** start of TASK MATERIAL **

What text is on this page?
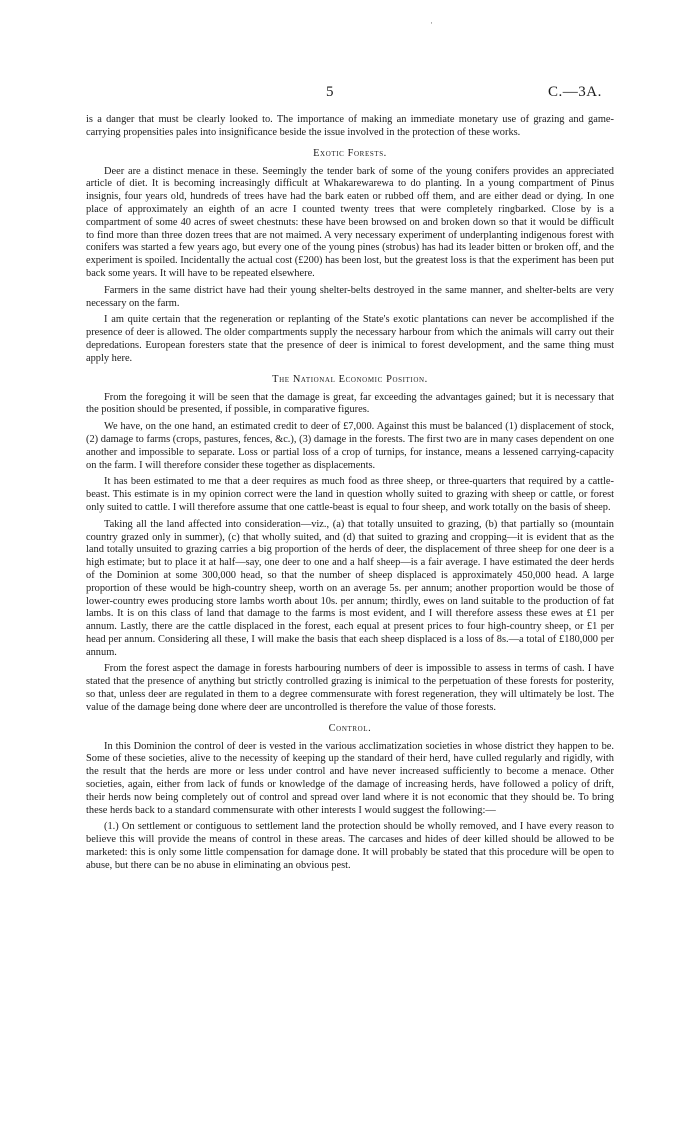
·
5	C.—3A.

is a danger that must be clearly looked to. The importance of making an immediate monetary use of grazing and game-carrying propensities pales into insignificance beside the issue involved in the protection of these works.

Exotic Forests.

Deer are a distinct menace in these. Seemingly the tender bark of some of the young conifers provides an appreciated article of diet. It is becoming increasingly difficult at Whakarewarewa to do planting. In a young compartment of Pinus insignis, four years old, hundreds of trees have had the bark eaten or rubbed off them, and are either dead or dying. In one place of approximately an eighth of an acre I counted twenty trees that were completely ringbarked. Close by is a compartment of some 40 acres of sweet chestnuts: these have been browsed on and broken down so that it would be difficult to find more than three dozen trees that are not maimed. A very necessary experiment of underplanting indigenous forest with conifers was started a few years ago, but every one of the young pines (strobus) has had its leader bitten or broken off, and the experiment is spoiled. Incidentally the actual cost (£200) has been lost, but the greatest loss is that the experiment has been put back some years. It will have to be repeated elsewhere.

Farmers in the same district have had their young shelter-belts destroyed in the same manner, and shelter-belts are very necessary on the farm.

I am quite certain that the regeneration or replanting of the State's exotic plantations can never be accomplished if the presence of deer is allowed. The older compartments supply the necessary harbour from which the animals will carry out their depredations. European foresters state that the presence of deer is inimical to forest development, and the same thing must apply here.

The National Economic Position.

From the foregoing it will be seen that the damage is great, far exceeding the advantages gained; but it is necessary that the position should be presented, if possible, in comparative figures.

We have, on the one hand, an estimated credit to deer of £7,000. Against this must be balanced (1) displacement of stock, (2) damage to farms (crops, pastures, fences, &c.), (3) damage in the forests. The first two are in many cases dependent on one another and impossible to separate. Loss or partial loss of a crop of turnips, for instance, means a lessened carrying-capacity on the farm. I will therefore consider these together as displacements.

It has been estimated to me that a deer requires as much food as three sheep, or three-quarters that required by a cattle-beast. This estimate is in my opinion correct were the land in question wholly suited to grazing with sheep or cattle, or forest only suited to cattle. I will therefore assume that one cattle-beast is equal to four sheep, and work totally on the basis of sheep.

Taking all the land affected into consideration—viz., (a) that totally unsuited to grazing, (b) that partially so (mountain country grazed only in summer), (c) that wholly suited, and (d) that suited to grazing and cropping—it is evident that as the land totally unsuited to grazing carries a big proportion of the herds of deer, the displacement of three sheep for one deer is a high estimate; but to place it at half—say, one deer to one and a half sheep—is a fair average. I have estimated the deer herds of the Dominion at some 300,000 head, so that the number of sheep displaced is approximately 450,000 head. A large proportion of these would be high-country sheep, worth on an average 5s. per annum; another proportion would be those of lower-country ewes producing store lambs worth about 10s. per annum; thirdly, ewes on land suitable to the production of fat lambs. It is on this class of land that damage to the farms is most evident, and I will therefore assess these ewes at £1 per annum. Lastly, there are the cattle displaced in the forest, each equal at present prices to four high-country sheep, or £1 per head per annum. Considering all these, I will make the basis that each sheep displaced is a loss of 8s.—a total of £180,000 per annum.

From the forest aspect the damage in forests harbouring numbers of deer is impossible to assess in terms of cash. I have stated that the presence of anything but strictly controlled grazing is inimical to the perpetuation of these forests for posterity, so that, unless deer are regulated in them to a degree commensurate with forest regeneration, they will ultimately be lost. The value of the damage being done where deer are uncontrolled is therefore the value of those forests.

Control.

In this Dominion the control of deer is vested in the various acclimatization societies in whose district they happen to be. Some of these societies, alive to the necessity of keeping up the standard of their herd, have culled regularly and rigidly, with the result that the herds are more or less under control and have never increased sufficiently to become a menace. Other societies, again, either from lack of funds or knowledge of the damage of increasing herds, have followed a policy of drift, their herds now being completely out of control and spread over land where it is not economic that they should be. To bring these herds back to a standard commensurate with other interests I would suggest the following:—

(1.) On settlement or contiguous to settlement land the protection should be wholly removed, and I have every reason to believe this will provide the means of control in these areas. The carcases and hides of deer killed should be allowed to be marketed: this is only some little compensation for damage done. It will probably be stated that this procedure will be open to abuse, but there can be no abuse in eliminating an obvious pest.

** end of TASK MATERIAL **

Report how many lines of the entries hold the word "being". Nothing else is needed.

§ WORKED SOLUTION:
2